### ENTRIES SUPPLIED
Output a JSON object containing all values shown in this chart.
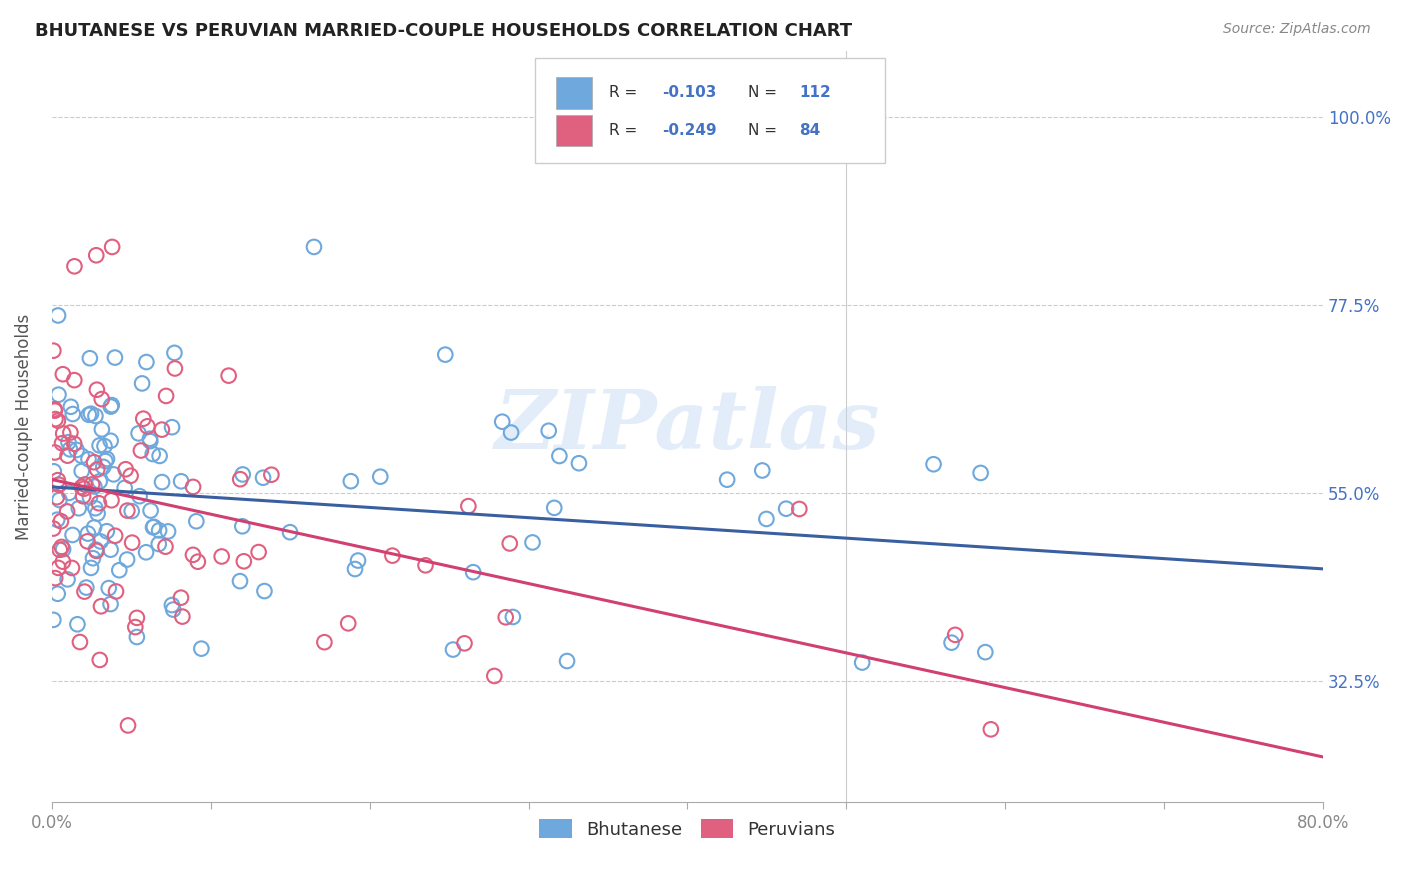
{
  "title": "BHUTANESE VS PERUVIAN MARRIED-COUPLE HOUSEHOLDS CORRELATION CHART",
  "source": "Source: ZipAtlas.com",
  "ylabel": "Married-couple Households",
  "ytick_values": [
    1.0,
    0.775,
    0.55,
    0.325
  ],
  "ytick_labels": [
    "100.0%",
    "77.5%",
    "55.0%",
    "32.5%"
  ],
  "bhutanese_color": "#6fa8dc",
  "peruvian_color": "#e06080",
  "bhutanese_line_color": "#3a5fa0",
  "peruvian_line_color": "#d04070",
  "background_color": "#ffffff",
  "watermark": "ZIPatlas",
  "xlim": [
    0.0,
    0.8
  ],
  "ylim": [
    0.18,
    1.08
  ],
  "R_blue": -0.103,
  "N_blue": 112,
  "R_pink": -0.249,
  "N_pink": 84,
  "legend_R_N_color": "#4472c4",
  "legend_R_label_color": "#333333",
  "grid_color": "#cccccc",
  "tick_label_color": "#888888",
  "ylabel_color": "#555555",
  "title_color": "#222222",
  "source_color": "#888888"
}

...

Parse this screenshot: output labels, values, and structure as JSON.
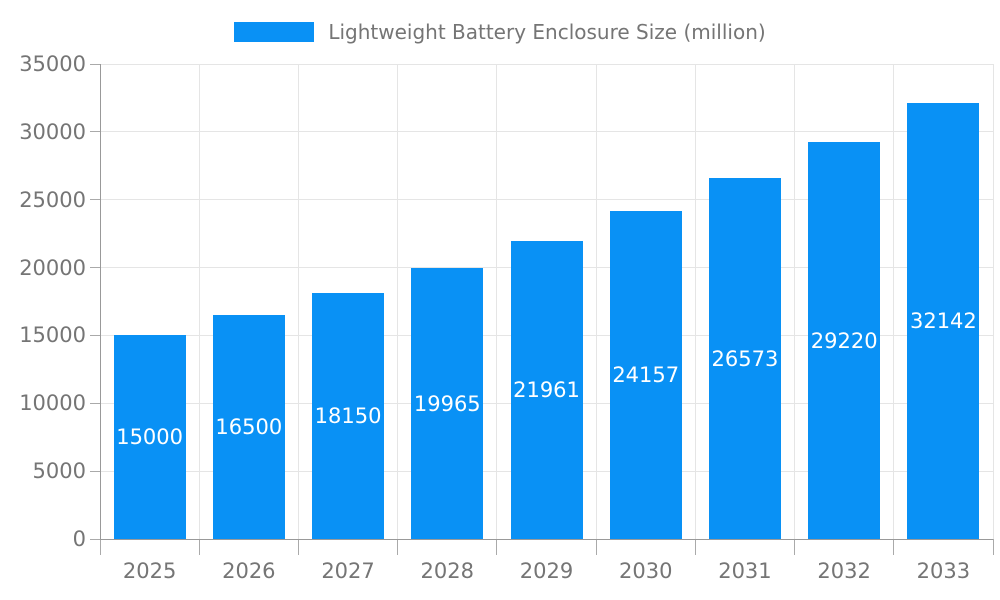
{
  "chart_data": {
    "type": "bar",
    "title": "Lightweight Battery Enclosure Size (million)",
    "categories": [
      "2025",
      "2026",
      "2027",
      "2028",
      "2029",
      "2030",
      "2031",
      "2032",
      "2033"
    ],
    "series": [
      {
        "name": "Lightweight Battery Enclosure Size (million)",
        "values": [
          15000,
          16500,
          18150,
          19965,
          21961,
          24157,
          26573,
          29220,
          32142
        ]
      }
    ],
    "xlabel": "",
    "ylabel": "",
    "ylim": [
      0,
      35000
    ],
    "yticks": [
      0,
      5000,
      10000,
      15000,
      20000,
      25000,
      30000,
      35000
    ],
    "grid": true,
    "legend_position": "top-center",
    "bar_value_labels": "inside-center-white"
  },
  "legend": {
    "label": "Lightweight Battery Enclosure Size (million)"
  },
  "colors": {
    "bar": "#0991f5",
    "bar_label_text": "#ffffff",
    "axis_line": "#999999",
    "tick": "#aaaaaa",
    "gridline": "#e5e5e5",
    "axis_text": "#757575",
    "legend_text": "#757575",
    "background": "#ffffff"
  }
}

* * *

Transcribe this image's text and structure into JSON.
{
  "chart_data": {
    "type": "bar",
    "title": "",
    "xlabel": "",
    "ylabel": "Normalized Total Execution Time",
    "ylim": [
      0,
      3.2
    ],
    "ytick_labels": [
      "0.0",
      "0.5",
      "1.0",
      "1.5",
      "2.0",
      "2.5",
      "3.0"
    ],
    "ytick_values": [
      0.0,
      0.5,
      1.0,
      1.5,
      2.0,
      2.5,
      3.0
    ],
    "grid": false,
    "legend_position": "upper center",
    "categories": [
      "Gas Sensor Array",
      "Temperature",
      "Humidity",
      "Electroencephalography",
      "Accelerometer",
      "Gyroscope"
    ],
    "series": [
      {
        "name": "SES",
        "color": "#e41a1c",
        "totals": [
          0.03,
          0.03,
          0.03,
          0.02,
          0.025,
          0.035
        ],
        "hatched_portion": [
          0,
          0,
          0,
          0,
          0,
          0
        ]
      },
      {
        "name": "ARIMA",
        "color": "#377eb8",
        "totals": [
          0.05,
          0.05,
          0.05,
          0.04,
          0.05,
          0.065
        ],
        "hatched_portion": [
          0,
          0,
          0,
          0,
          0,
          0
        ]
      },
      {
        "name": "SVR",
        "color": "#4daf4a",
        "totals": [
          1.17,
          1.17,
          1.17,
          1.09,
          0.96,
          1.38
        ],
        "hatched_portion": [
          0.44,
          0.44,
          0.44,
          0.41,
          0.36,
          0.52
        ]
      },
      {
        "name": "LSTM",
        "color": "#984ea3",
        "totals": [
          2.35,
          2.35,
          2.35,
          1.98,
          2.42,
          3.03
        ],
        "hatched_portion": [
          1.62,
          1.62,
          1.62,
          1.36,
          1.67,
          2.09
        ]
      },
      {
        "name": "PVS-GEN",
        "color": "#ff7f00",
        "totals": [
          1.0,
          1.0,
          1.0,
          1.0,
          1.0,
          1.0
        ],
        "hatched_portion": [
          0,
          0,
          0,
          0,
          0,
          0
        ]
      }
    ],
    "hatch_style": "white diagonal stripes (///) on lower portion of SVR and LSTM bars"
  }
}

### TO BE DONE
Using the data above, copy each line that contains "Battery".

### OUTPUT
    "title": "Lightweight Battery Enclosure Size (million)",
        "name": "Lightweight Battery Enclosure Size (million)",
    "label": "Lightweight Battery Enclosure Size (million)"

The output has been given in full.